* [The task]: Print the lines below word for word, leaving out the pictures.

[Data supplied start]

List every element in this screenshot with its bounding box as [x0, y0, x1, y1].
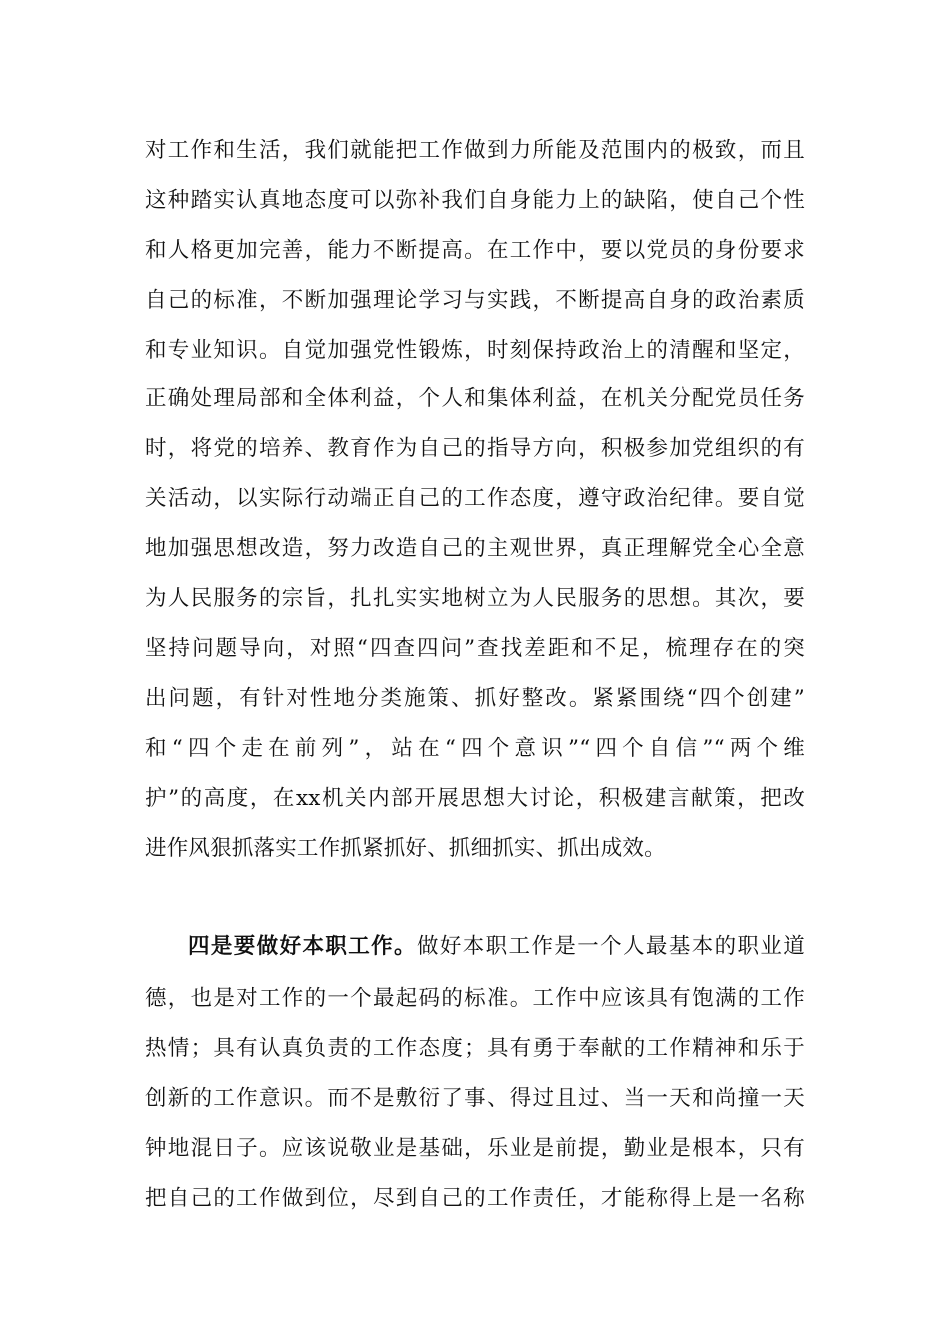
paragraph-2-line-4: 创新的工作意识。而不是敷衍了事、得过且过、当一天和尚撞一天 — [145, 1086, 805, 1111]
paragraph-1-line-15: 进作风狠抓落实工作抓紧抓好、抓细抓实、抓出成效。 — [145, 836, 666, 861]
paragraph-1-line-13: 和“四个走在前列”，站在“四个意识”“四个自信”“两个维 — [145, 736, 805, 761]
paragraph-1-line-6: 正确处理局部和全体利益，个人和集体利益，在机关分配党员任务 — [145, 386, 805, 411]
paragraph-1-line-2: 这种踏实认真地态度可以弥补我们自身能力上的缺陷，使自己个性 — [145, 188, 805, 213]
section-heading: 四是要做好本职工作。 — [188, 934, 417, 959]
paragraph-2-line-1-text: 做好本职工作是一个人最基本的职业道 — [416, 934, 805, 959]
paragraph-1-line-10: 为人民服务的宗旨，扎扎实实地树立为人民服务的思想。其次，要 — [145, 586, 805, 611]
paragraph-2-line-5: 钟地混日子。应该说敬业是基础，乐业是前提，勤业是根本，只有 — [145, 1136, 805, 1161]
paragraph-1-line-1: 对工作和生活，我们就能把工作做到力所能及范围内的极致，而且 — [145, 138, 805, 163]
paragraph-2-line-3: 热情；具有认真负责的工作态度；具有勇于奉献的工作精神和乐于 — [145, 1036, 805, 1061]
paragraph-2-line-6: 把自己的工作做到位，尽到自己的工作责任，才能称得上是一名称 — [145, 1186, 805, 1211]
paragraph-1-line-7: 时，将党的培养、教育作为自己的指导方向，积极参加党组织的有 — [145, 436, 805, 461]
paragraph-1-line-9: 地加强思想改造，努力改造自己的主观世界，真正理解党全心全意 — [145, 536, 805, 561]
paragraph-1-line-4: 自己的标准，不断加强理论学习与实践，不断提高自身的政治素质 — [145, 288, 805, 313]
paragraph-1-line-12: 出问题，有针对性地分类施策、抓好整改。紧紧围绕“四个创建” — [145, 686, 805, 711]
paragraph-1-line-8: 关活动，以实际行动端正自己的工作态度，遵守政治纪律。要自觉 — [145, 486, 805, 511]
paragraph-1-line-14: 护”的高度，在xx机关内部开展思想大讨论，积极建言献策，把改 — [145, 786, 805, 811]
paragraph-1-line-11: 坚持问题导向，对照“四查四问”查找差距和不足，梳理存在的突 — [145, 636, 805, 661]
paragraph-2-line-2: 德，也是对工作的一个最起码的标准。工作中应该具有饱满的工作 — [145, 986, 805, 1011]
paragraph-1-line-3: 和人格更加完善，能力不断提高。在工作中，要以党员的身份要求 — [145, 238, 805, 263]
paragraph-2-line-1 — [188, 932, 805, 962]
paragraph-1-line-5: 和专业知识。自觉加强党性锻炼，时刻保持政治上的清醒和坚定， — [145, 338, 805, 363]
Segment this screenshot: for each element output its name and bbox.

[Data supplied end]

* [Solution for this task]:
List every element in this screenshot with its bounding box as [x0, y0, x1, y1].
paragraph-2-line-4: 创新的工作意识。而不是敷衍了事、得过且过、当一天和尚撞一天 — [145, 1086, 805, 1111]
paragraph-1-line-15: 进作风狠抓落实工作抓紧抓好、抓细抓实、抓出成效。 — [145, 836, 666, 861]
paragraph-1-line-13: 和“四个走在前列”，站在“四个意识”“四个自信”“两个维 — [145, 736, 805, 761]
paragraph-1-line-6: 正确处理局部和全体利益，个人和集体利益，在机关分配党员任务 — [145, 386, 805, 411]
paragraph-1-line-2: 这种踏实认真地态度可以弥补我们自身能力上的缺陷，使自己个性 — [145, 188, 805, 213]
section-heading: 四是要做好本职工作。 — [188, 934, 417, 959]
paragraph-2-line-1-text: 做好本职工作是一个人最基本的职业道 — [416, 934, 805, 959]
paragraph-1-line-10: 为人民服务的宗旨，扎扎实实地树立为人民服务的思想。其次，要 — [145, 586, 805, 611]
paragraph-2-line-5: 钟地混日子。应该说敬业是基础，乐业是前提，勤业是根本，只有 — [145, 1136, 805, 1161]
paragraph-1-line-1: 对工作和生活，我们就能把工作做到力所能及范围内的极致，而且 — [145, 138, 805, 163]
paragraph-2-line-3: 热情；具有认真负责的工作态度；具有勇于奉献的工作精神和乐于 — [145, 1036, 805, 1061]
paragraph-2-line-6: 把自己的工作做到位，尽到自己的工作责任，才能称得上是一名称 — [145, 1186, 805, 1211]
paragraph-1-line-7: 时，将党的培养、教育作为自己的指导方向，积极参加党组织的有 — [145, 436, 805, 461]
paragraph-1-line-9: 地加强思想改造，努力改造自己的主观世界，真正理解党全心全意 — [145, 536, 805, 561]
paragraph-1-line-4: 自己的标准，不断加强理论学习与实践，不断提高自身的政治素质 — [145, 288, 805, 313]
paragraph-1-line-12: 出问题，有针对性地分类施策、抓好整改。紧紧围绕“四个创建” — [145, 686, 805, 711]
paragraph-1-line-8: 关活动，以实际行动端正自己的工作态度，遵守政治纪律。要自觉 — [145, 486, 805, 511]
paragraph-1-line-14: 护”的高度，在xx机关内部开展思想大讨论，积极建言献策，把改 — [145, 786, 805, 811]
paragraph-1-line-11: 坚持问题导向，对照“四查四问”查找差距和不足，梳理存在的突 — [145, 636, 805, 661]
paragraph-2-line-2: 德，也是对工作的一个最起码的标准。工作中应该具有饱满的工作 — [145, 986, 805, 1011]
paragraph-1-line-3: 和人格更加完善，能力不断提高。在工作中，要以党员的身份要求 — [145, 238, 805, 263]
paragraph-2-line-1 — [188, 932, 805, 962]
paragraph-1-line-5: 和专业知识。自觉加强党性锻炼，时刻保持政治上的清醒和坚定， — [145, 338, 805, 363]
Segment this screenshot: for each element output its name and bbox.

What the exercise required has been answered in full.